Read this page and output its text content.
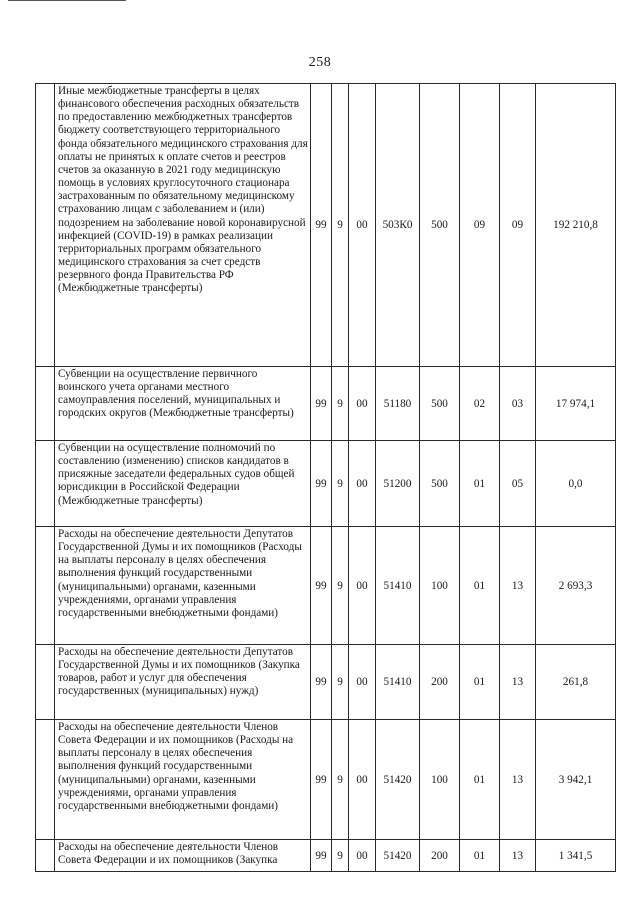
258
	Иные межбюджетные трансферты в целях финансового обеспечения расходных обязательств по предоставлению межбюджетных трансфертов бюджету соответствующего территориального фонда обязательного медицинского страхования для оплаты не принятых к оплате счетов и реестров счетов за оказанную в 2021 году медицинскую помощь в условиях круглосуточного стационара застрахованным по обязательному медицинскому страхованию лицам с заболеванием и (или) подозрением на заболевание новой коронавирусной инфекцией (COVID-19) в рамках реализации территориальных программ обязательного медицинского страхования за счет средств резервного фонда Правительства РФ (Межбюджетные трансферты)	99	9	00	503К0	500	09	09	192 210,8
	Субвенции на осуществление первичного воинского учета органами местного самоуправления поселений, муниципальных и городских округов (Межбюджетные трансферты)	99	9	00	51180	500	02	03	17 974,1
	Субвенции на осуществление полномочий по составлению (изменению) списков кандидатов в присяжные заседатели федеральных судов общей юрисдикции в Российской Федерации (Межбюджетные трансферты)	99	9	00	51200	500	01	05	0,0
	Расходы на обеспечение деятельности Депутатов Государственной Думы и их помощников (Расходы на выплаты персоналу в целях обеспечения выполнения функций государственными (муниципальными) органами, казенными учреждениями, органами управления государственными внебюджетными фондами)	99	9	00	51410	100	01	13	2 693,3
	Расходы на обеспечение деятельности Депутатов Государственной Думы и их помощников (Закупка товаров, работ и услуг для обеспечения государственных (муниципальных) нужд)	99	9	00	51410	200	01	13	261,8
	Расходы на обеспечение деятельности Членов Совета Федерации и их помощников (Расходы на выплаты персоналу в целях обеспечения выполнения функций государственными (муниципальными) органами, казенными учреждениями, органами управления государственными внебюджетными фондами)	99	9	00	51420	100	01	13	3 942,1
	Расходы на обеспечение деятельности Членов Совета Федерации и их помощников (Закупка	99	9	00	51420	200	01	13	1 341,5
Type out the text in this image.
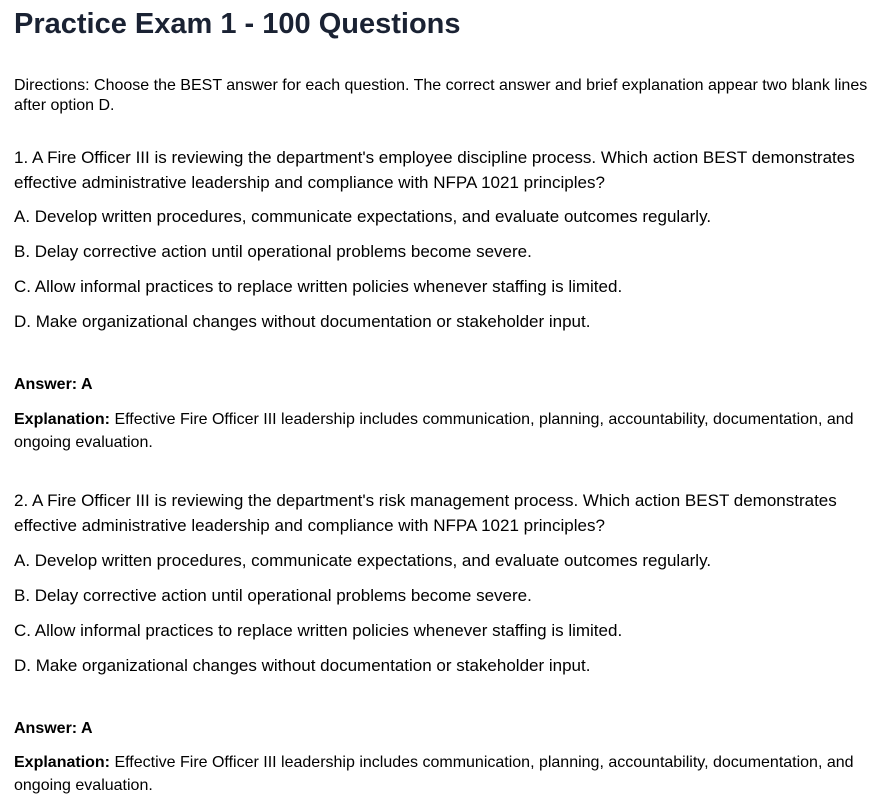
Practice Exam 1 - 100 Questions

Directions: Choose the BEST answer for each question. The correct answer and brief explanation appear two blank lines after option D.

1. A Fire Officer III is reviewing the department's employee discipline process. Which action BEST demonstrates effective administrative leadership and compliance with NFPA 1021 principles?

A. Develop written procedures, communicate expectations, and evaluate outcomes regularly.

B. Delay corrective action until operational problems become severe.

C. Allow informal practices to replace written policies whenever staffing is limited.

D. Make organizational changes without documentation or stakeholder input.

Answer: A

Explanation: Effective Fire Officer III leadership includes communication, planning, accountability, documentation, and ongoing evaluation.

2. A Fire Officer III is reviewing the department's risk management process. Which action BEST demonstrates effective administrative leadership and compliance with NFPA 1021 principles?

A. Develop written procedures, communicate expectations, and evaluate outcomes regularly.

B. Delay corrective action until operational problems become severe.

C. Allow informal practices to replace written policies whenever staffing is limited.

D. Make organizational changes without documentation or stakeholder input.

Answer: A

Explanation: Effective Fire Officer III leadership includes communication, planning, accountability, documentation, and ongoing evaluation.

#####

## SET PROBLEM
Leaving the pictures aside, transcribe the entire listing exactly.

## ANSWER TO THE EXERCISE
Read this page and output its text content.
258
	Иные межбюджетные трансферты в целях финансового обеспечения расходных обязательств по предоставлению межбюджетных трансфертов бюджету соответствующего территориального фонда обязательного медицинского страхования для оплаты не принятых к оплате счетов и реестров счетов за оказанную в 2021 году медицинскую помощь в условиях круглосуточного стационара застрахованным по обязательному медицинскому страхованию лицам с заболеванием и (или) подозрением на заболевание новой коронавирусной инфекцией (COVID-19) в рамках реализации территориальных программ обязательного медицинского страхования за счет средств резервного фонда Правительства РФ (Межбюджетные трансферты)	99	9	00	503К0	500	09	09	192 210,8
	Субвенции на осуществление первичного воинского учета органами местного самоуправления поселений, муниципальных и городских округов (Межбюджетные трансферты)	99	9	00	51180	500	02	03	17 974,1
	Субвенции на осуществление полномочий по составлению (изменению) списков кандидатов в присяжные заседатели федеральных судов общей юрисдикции в Российской Федерации (Межбюджетные трансферты)	99	9	00	51200	500	01	05	0,0
	Расходы на обеспечение деятельности Депутатов Государственной Думы и их помощников (Расходы на выплаты персоналу в целях обеспечения выполнения функций государственными (муниципальными) органами, казенными учреждениями, органами управления государственными внебюджетными фондами)	99	9	00	51410	100	01	13	2 693,3
	Расходы на обеспечение деятельности Депутатов Государственной Думы и их помощников (Закупка товаров, работ и услуг для обеспечения государственных (муниципальных) нужд)	99	9	00	51410	200	01	13	261,8
	Расходы на обеспечение деятельности Членов Совета Федерации и их помощников (Расходы на выплаты персоналу в целях обеспечения выполнения функций государственными (муниципальными) органами, казенными учреждениями, органами управления государственными внебюджетными фондами)	99	9	00	51420	100	01	13	3 942,1
	Расходы на обеспечение деятельности Членов Совета Федерации и их помощников (Закупка	99	9	00	51420	200	01	13	1 341,5
Type out the text in this image.
Practice Exam 1 - 100 Questions

Directions: Choose the BEST answer for each question. The correct answer and brief explanation appear two blank lines after option D.

1. A Fire Officer III is reviewing the department's employee discipline process. Which action BEST demonstrates effective administrative leadership and compliance with NFPA 1021 principles?

A. Develop written procedures, communicate expectations, and evaluate outcomes regularly.

B. Delay corrective action until operational problems become severe.

C. Allow informal practices to replace written policies whenever staffing is limited.

D. Make organizational changes without documentation or stakeholder input.

Answer: A

Explanation: Effective Fire Officer III leadership includes communication, planning, accountability, documentation, and ongoing evaluation.

2. A Fire Officer III is reviewing the department's risk management process. Which action BEST demonstrates effective administrative leadership and compliance with NFPA 1021 principles?

A. Develop written procedures, communicate expectations, and evaluate outcomes regularly.

B. Delay corrective action until operational problems become severe.

C. Allow informal practices to replace written policies whenever staffing is limited.

D. Make organizational changes without documentation or stakeholder input.

Answer: A

Explanation: Effective Fire Officer III leadership includes communication, planning, accountability, documentation, and ongoing evaluation.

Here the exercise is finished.